===== Records

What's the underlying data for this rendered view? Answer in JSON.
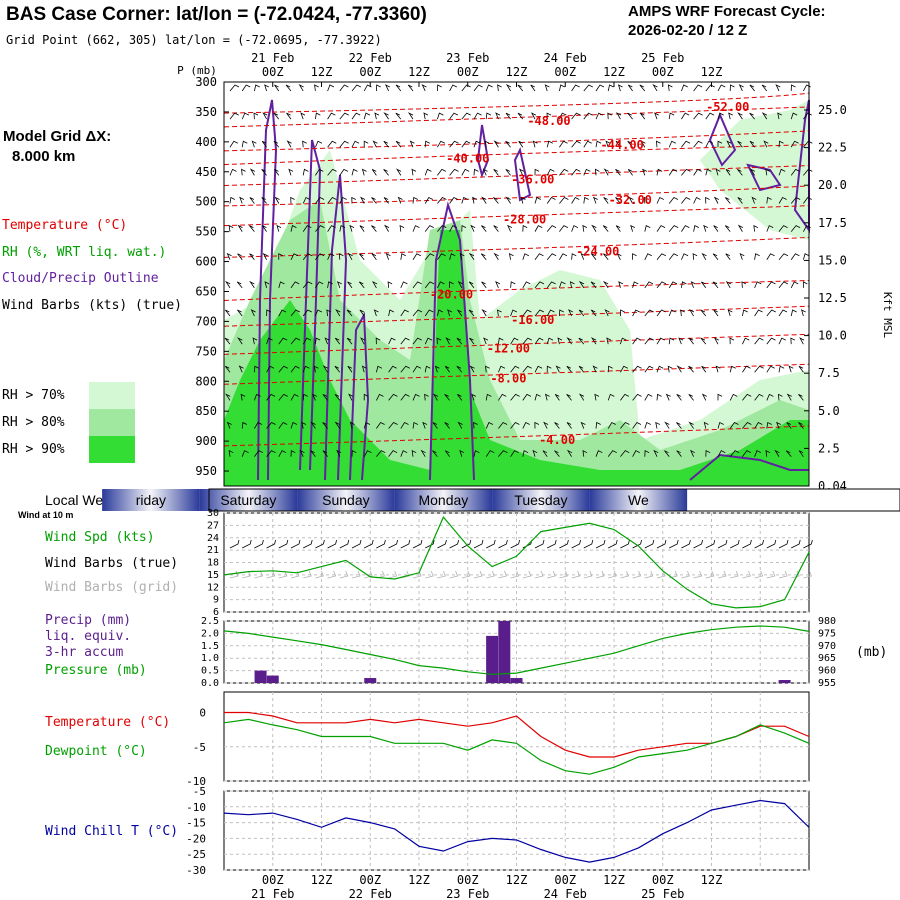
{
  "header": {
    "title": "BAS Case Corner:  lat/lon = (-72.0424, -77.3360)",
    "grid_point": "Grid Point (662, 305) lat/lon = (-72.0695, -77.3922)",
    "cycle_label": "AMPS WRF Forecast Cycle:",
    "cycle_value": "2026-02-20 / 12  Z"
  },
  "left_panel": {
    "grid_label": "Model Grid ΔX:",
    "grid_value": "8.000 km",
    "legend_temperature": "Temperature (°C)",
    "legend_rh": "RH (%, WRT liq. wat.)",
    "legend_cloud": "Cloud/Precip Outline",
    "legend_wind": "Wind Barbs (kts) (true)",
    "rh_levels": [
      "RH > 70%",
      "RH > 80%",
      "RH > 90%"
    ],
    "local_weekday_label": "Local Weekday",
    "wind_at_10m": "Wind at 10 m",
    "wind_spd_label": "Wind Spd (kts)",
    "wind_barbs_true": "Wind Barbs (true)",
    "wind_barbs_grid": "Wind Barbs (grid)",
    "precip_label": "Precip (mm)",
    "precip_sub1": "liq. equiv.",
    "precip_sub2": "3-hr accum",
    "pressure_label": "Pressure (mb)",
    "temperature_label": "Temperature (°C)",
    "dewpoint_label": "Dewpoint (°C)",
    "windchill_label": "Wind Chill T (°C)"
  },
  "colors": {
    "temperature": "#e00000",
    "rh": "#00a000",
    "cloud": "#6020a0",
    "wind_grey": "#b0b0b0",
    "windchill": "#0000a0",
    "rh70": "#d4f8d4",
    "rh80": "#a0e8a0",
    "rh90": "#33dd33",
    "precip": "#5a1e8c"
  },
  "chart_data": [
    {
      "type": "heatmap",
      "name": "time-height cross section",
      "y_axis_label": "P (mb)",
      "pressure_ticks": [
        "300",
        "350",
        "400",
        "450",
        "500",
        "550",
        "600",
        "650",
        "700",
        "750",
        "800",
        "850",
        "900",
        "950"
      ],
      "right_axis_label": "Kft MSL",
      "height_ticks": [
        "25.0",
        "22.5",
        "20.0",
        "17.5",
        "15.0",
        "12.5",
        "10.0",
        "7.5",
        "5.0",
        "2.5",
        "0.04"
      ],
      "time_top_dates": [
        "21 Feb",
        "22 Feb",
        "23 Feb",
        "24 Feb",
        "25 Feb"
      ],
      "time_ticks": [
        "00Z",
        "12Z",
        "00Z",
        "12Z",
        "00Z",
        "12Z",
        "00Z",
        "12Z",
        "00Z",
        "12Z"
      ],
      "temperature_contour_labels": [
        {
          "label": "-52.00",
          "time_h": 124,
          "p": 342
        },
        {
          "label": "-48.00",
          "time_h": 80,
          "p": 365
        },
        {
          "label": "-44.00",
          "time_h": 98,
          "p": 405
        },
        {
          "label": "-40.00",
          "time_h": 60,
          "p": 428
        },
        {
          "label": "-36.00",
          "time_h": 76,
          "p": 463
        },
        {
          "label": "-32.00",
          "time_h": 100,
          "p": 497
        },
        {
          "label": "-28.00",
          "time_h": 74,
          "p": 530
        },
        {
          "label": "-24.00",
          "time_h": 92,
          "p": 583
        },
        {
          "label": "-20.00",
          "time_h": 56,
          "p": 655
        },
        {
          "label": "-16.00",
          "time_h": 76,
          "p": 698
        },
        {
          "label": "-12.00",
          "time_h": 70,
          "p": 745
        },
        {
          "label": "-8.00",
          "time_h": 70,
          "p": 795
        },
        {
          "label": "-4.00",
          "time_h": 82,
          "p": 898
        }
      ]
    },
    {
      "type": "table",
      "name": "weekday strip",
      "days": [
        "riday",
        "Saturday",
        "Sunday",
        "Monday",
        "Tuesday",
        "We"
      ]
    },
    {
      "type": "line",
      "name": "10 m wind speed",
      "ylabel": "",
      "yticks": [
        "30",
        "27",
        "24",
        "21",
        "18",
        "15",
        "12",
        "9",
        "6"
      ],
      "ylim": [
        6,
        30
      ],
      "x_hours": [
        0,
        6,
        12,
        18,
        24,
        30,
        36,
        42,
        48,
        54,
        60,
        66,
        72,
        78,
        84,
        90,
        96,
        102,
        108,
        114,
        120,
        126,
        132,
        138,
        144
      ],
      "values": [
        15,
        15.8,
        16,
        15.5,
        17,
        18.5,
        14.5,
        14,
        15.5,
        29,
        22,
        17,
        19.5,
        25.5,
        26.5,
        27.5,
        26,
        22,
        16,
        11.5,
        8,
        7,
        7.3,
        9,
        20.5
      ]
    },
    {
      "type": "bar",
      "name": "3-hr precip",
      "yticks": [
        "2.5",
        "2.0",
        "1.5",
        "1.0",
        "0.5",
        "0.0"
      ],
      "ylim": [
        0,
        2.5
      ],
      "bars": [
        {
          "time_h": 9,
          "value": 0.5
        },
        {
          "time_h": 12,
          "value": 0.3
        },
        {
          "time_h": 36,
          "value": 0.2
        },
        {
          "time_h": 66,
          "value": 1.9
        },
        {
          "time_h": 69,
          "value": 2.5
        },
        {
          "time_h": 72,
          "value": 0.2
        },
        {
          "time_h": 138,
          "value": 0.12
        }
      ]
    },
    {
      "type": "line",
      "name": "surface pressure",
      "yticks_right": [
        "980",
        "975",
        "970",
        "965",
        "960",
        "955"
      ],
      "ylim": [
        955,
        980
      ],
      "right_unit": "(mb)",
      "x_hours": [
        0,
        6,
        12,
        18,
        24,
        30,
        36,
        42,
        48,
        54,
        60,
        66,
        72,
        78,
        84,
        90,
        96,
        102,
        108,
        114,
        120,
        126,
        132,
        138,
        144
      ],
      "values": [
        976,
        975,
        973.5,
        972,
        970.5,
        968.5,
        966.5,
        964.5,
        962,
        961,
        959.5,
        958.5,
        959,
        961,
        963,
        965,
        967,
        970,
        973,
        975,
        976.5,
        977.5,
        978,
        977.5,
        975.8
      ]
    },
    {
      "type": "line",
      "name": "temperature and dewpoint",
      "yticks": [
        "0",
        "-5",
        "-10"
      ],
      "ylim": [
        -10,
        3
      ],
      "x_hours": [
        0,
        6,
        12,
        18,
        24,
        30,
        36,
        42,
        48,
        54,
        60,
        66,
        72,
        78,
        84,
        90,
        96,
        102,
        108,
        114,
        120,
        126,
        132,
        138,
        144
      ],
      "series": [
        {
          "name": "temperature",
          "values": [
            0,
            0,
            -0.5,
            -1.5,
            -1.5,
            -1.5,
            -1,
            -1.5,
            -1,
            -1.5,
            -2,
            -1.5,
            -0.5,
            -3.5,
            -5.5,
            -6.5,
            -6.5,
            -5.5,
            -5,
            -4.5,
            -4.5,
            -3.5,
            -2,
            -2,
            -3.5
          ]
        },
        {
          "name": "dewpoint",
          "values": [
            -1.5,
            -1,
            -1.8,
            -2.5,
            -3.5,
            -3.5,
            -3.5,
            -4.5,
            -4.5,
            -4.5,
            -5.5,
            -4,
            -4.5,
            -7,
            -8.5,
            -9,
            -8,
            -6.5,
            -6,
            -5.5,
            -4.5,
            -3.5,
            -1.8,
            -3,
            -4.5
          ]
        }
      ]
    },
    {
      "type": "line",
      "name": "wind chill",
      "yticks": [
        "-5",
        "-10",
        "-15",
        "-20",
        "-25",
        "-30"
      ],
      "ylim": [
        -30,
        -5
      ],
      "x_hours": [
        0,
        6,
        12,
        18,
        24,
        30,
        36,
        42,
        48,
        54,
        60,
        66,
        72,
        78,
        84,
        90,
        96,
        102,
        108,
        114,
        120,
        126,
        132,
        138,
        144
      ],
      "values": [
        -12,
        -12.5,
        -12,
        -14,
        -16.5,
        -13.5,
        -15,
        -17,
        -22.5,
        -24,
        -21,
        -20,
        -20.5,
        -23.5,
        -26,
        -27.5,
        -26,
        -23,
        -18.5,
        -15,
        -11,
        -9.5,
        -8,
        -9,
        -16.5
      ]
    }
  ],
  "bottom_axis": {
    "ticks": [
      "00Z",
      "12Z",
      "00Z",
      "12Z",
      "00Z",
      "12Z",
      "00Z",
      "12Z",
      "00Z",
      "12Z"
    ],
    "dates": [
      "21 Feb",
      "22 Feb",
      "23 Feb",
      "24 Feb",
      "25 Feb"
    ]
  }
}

==========

> What to work on
State how many lines include the string "name", and nothing more.

> Exercise result
9